Input data

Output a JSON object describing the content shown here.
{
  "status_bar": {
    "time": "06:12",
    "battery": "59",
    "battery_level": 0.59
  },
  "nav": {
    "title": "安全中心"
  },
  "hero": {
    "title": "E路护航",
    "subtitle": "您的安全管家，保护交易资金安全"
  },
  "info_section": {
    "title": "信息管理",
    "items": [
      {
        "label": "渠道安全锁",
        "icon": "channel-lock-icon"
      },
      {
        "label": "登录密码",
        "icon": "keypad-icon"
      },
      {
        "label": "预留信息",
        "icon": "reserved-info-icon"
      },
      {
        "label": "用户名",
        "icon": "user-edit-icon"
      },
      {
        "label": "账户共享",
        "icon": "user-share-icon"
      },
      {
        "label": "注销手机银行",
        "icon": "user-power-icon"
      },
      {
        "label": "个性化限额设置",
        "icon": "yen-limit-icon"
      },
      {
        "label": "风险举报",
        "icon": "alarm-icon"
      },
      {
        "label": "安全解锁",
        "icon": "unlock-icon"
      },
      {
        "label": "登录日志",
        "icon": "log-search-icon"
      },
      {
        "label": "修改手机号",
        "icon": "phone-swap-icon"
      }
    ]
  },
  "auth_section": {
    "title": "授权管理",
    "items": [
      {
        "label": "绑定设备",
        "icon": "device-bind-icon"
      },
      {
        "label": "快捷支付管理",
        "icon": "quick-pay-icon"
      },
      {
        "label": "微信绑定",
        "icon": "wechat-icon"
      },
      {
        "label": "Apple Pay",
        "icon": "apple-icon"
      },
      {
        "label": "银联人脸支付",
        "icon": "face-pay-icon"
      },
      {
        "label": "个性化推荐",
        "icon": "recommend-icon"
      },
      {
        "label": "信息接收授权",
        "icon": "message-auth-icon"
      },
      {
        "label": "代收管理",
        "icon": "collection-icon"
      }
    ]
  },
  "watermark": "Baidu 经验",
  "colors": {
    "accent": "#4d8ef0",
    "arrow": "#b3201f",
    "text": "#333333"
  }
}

Brief
Transcribe each entry precisely, missing none.

Task solution
Output a JSON object describing the content shown here.
{
  "status_bar": {
    "time": "06:12",
    "battery": "59",
    "battery_level": 0.59
  },
  "nav": {
    "title": "安全中心"
  },
  "hero": {
    "title": "E路护航",
    "subtitle": "您的安全管家，保护交易资金安全"
  },
  "info_section": {
    "title": "信息管理",
    "items": [
      {
        "label": "渠道安全锁",
        "icon": "channel-lock-icon"
      },
      {
        "label": "登录密码",
        "icon": "keypad-icon"
      },
      {
        "label": "预留信息",
        "icon": "reserved-info-icon"
      },
      {
        "label": "用户名",
        "icon": "user-edit-icon"
      },
      {
        "label": "账户共享",
        "icon": "user-share-icon"
      },
      {
        "label": "注销手机银行",
        "icon": "user-power-icon"
      },
      {
        "label": "个性化限额设置",
        "icon": "yen-limit-icon"
      },
      {
        "label": "风险举报",
        "icon": "alarm-icon"
      },
      {
        "label": "安全解锁",
        "icon": "unlock-icon"
      },
      {
        "label": "登录日志",
        "icon": "log-search-icon"
      },
      {
        "label": "修改手机号",
        "icon": "phone-swap-icon"
      }
    ]
  },
  "auth_section": {
    "title": "授权管理",
    "items": [
      {
        "label": "绑定设备",
        "icon": "device-bind-icon"
      },
      {
        "label": "快捷支付管理",
        "icon": "quick-pay-icon"
      },
      {
        "label": "微信绑定",
        "icon": "wechat-icon"
      },
      {
        "label": "Apple Pay",
        "icon": "apple-icon"
      },
      {
        "label": "银联人脸支付",
        "icon": "face-pay-icon"
      },
      {
        "label": "个性化推荐",
        "icon": "recommend-icon"
      },
      {
        "label": "信息接收授权",
        "icon": "message-auth-icon"
      },
      {
        "label": "代收管理",
        "icon": "collection-icon"
      }
    ]
  },
  "watermark": "Baidu 经验",
  "colors": {
    "accent": "#4d8ef0",
    "arrow": "#b3201f",
    "text": "#333333"
  }
}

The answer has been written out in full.